= MATERIAL TO PROCESS =
<<<<
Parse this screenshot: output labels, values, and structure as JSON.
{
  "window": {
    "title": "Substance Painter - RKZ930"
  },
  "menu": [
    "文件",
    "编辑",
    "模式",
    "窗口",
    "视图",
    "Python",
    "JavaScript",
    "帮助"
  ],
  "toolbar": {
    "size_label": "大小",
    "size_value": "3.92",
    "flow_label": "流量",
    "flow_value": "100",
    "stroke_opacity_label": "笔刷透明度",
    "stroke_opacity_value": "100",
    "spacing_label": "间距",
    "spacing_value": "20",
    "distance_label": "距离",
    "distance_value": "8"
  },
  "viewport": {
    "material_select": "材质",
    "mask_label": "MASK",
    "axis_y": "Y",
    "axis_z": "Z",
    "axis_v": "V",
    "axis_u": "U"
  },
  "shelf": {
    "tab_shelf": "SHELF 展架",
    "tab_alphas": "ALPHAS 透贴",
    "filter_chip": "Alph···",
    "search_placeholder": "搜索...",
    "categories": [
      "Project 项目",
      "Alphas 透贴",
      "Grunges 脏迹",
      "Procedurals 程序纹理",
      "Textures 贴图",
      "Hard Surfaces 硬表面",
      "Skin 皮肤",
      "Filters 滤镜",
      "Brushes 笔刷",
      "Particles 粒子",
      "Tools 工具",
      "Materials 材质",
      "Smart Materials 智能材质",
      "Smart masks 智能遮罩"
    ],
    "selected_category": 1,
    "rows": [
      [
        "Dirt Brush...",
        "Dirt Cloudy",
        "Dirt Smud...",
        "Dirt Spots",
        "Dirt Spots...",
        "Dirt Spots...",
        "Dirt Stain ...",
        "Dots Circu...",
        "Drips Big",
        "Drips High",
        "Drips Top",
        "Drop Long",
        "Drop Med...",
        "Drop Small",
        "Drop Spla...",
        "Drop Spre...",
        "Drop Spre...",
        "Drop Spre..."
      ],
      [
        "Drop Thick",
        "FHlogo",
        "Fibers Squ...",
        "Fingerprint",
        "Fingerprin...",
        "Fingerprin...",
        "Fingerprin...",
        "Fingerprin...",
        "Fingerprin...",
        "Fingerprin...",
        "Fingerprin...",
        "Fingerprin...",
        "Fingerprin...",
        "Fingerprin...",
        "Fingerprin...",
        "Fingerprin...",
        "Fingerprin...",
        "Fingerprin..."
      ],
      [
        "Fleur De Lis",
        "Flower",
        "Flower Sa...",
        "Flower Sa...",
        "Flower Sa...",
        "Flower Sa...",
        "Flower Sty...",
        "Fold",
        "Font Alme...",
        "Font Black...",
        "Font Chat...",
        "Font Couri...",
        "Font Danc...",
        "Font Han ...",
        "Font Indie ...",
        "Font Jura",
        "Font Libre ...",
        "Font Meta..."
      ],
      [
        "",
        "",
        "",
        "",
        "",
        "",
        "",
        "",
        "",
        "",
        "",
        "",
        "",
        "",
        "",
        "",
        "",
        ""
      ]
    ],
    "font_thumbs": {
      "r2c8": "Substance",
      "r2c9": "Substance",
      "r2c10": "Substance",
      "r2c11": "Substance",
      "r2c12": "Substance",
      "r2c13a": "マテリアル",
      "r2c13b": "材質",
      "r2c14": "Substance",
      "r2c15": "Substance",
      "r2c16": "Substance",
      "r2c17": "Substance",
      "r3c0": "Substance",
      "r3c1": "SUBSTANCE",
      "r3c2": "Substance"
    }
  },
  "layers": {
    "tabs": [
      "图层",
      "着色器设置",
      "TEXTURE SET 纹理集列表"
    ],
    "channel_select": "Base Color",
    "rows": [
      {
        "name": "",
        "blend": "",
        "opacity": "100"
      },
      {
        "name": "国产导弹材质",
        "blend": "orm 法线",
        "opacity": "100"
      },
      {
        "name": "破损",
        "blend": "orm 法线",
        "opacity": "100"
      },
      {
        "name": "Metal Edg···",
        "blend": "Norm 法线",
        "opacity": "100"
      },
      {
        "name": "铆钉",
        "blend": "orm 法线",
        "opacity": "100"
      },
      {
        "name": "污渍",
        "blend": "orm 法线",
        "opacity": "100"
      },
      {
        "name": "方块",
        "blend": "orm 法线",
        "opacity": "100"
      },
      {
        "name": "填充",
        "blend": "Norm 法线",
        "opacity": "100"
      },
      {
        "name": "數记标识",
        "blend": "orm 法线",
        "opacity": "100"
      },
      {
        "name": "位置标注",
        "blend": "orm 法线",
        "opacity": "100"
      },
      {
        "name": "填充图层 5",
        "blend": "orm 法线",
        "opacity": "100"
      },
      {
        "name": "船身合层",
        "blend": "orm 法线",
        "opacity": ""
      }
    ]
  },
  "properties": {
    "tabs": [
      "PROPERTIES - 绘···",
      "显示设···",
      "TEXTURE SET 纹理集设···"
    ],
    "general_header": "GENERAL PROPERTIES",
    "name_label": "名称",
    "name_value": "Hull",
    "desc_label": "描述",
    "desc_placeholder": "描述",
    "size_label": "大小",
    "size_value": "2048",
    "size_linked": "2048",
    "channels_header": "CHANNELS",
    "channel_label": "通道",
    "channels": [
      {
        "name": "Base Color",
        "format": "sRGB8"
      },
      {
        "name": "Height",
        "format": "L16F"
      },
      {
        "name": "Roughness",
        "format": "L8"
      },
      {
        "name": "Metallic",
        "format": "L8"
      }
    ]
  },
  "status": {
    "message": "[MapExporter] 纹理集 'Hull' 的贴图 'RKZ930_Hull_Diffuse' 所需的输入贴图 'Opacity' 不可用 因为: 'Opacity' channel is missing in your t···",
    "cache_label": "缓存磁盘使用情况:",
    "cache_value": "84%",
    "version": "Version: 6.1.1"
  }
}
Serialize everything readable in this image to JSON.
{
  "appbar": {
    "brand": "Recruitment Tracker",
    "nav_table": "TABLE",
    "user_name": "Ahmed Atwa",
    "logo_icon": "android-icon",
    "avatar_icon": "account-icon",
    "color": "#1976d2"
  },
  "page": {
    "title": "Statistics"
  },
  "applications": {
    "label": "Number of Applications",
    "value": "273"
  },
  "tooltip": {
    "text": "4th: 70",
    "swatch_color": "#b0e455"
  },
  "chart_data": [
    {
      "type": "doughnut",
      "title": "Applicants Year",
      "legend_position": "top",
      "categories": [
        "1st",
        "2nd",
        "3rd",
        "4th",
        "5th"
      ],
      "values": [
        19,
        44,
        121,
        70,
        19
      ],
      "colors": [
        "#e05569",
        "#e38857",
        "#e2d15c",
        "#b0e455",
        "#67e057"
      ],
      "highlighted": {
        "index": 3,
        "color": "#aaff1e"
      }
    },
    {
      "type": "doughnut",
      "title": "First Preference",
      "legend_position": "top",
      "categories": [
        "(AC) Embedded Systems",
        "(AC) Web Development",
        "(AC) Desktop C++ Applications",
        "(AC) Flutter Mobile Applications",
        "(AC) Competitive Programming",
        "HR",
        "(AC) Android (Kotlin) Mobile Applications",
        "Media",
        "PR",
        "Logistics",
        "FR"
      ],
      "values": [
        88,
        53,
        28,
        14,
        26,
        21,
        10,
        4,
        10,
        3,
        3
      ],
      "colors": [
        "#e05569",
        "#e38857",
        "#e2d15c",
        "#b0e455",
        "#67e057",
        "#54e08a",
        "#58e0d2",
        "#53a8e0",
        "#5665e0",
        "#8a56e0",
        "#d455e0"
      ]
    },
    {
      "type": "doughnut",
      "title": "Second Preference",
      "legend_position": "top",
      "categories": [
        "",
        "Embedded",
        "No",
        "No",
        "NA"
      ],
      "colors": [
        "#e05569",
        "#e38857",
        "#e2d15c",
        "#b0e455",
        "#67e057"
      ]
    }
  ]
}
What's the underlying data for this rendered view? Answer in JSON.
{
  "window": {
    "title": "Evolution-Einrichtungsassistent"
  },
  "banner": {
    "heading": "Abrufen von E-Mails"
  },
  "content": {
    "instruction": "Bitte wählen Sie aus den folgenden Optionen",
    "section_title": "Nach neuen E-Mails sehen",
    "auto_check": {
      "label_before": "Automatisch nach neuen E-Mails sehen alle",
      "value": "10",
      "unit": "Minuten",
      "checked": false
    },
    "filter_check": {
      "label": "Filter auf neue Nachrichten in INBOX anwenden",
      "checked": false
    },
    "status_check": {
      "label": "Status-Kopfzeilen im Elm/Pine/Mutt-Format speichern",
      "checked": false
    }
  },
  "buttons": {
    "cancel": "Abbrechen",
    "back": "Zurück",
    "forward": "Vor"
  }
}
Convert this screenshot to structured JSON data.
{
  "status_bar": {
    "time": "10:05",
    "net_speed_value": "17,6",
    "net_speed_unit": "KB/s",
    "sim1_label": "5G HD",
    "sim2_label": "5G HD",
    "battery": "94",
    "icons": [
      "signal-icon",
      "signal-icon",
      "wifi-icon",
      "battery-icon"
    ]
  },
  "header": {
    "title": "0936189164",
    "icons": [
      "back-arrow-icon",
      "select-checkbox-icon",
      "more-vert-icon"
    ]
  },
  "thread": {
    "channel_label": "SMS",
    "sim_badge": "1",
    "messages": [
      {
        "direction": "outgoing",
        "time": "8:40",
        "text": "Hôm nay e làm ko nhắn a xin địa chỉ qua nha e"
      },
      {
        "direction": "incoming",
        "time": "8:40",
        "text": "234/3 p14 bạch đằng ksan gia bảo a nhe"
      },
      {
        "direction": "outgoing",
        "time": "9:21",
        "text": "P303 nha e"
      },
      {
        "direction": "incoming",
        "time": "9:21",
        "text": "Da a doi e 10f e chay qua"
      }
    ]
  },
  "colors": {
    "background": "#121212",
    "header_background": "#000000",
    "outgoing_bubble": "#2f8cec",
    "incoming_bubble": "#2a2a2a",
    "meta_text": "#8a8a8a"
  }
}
>>>>
= PROBLEM TO WORK ON =
Pick every line with "neuen" in it and copy it.

= EXERCISE RESULT =
    "section_title": "Nach neuen E-Mails sehen",
      "label_before": "Automatisch nach neuen E-Mails sehen alle",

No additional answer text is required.